* [WRITTEN PROBLEM]:
Search the data for the word "Korpelan". Reproduce every line where it is found.

* [RECORD LIST]:
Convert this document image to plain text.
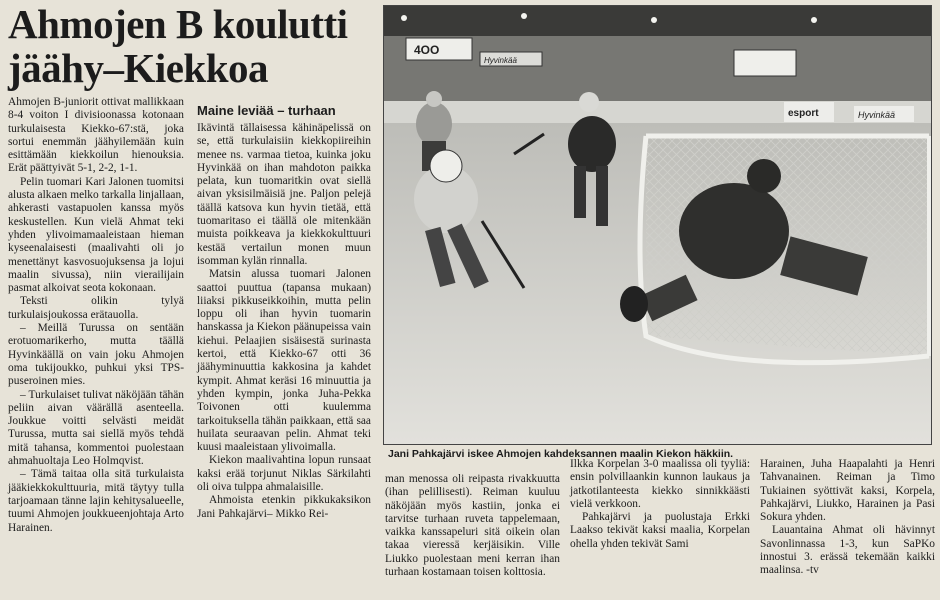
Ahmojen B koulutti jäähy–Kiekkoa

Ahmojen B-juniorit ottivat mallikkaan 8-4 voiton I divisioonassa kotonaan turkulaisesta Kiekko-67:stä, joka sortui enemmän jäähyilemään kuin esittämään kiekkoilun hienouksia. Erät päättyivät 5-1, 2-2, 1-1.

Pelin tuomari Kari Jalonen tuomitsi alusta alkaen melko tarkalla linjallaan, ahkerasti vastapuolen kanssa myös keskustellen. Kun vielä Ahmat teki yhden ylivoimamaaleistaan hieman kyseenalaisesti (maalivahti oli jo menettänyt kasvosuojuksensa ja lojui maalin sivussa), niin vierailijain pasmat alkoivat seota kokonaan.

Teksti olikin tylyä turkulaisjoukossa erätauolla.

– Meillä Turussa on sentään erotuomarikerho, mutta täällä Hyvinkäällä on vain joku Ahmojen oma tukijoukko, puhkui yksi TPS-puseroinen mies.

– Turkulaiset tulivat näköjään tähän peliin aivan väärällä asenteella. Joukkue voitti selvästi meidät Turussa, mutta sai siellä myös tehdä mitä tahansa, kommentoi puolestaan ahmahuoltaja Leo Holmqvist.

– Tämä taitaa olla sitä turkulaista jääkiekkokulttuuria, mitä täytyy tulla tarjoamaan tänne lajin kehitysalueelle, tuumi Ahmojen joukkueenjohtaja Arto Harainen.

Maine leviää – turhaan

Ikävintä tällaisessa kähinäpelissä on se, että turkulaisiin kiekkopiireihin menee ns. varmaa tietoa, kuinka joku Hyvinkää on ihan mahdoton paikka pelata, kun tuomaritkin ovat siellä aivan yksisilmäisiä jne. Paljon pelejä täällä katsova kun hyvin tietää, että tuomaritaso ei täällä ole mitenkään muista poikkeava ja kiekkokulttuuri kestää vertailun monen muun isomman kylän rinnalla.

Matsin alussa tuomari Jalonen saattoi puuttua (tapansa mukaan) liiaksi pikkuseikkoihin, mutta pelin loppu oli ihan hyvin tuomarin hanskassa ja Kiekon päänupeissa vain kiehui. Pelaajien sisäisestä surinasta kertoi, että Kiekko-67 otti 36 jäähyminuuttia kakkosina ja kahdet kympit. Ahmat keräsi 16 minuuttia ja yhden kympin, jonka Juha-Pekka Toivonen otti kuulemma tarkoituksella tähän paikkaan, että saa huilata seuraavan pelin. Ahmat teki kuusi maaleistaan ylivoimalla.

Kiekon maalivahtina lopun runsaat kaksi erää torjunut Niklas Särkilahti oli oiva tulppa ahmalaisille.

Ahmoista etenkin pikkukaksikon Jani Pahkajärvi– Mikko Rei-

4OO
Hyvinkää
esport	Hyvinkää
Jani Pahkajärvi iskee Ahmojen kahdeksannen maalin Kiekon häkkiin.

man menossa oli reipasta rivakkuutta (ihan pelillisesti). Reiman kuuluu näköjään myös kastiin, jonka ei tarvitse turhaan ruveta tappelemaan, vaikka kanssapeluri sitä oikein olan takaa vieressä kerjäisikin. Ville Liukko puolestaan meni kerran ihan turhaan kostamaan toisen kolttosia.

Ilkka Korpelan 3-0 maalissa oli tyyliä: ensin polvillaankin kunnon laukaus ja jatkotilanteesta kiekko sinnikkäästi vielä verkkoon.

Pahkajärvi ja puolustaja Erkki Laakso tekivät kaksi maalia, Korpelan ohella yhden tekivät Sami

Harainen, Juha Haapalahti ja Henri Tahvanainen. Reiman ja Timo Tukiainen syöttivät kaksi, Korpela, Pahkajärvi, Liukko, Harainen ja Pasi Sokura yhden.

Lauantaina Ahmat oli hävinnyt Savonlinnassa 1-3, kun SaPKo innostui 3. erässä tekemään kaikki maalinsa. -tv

* [OUTPUT]:
Ilkka Korpelan 3-0 maalissa oli tyyliä: ensin polvillaankin kunnon laukaus ja jatkotilanteesta kiekko sinnikkäästi vielä verkkoon.
Pahkajärvi ja puolustaja Erkki Laakso tekivät kaksi maalia, Korpelan ohella yhden tekivät Sami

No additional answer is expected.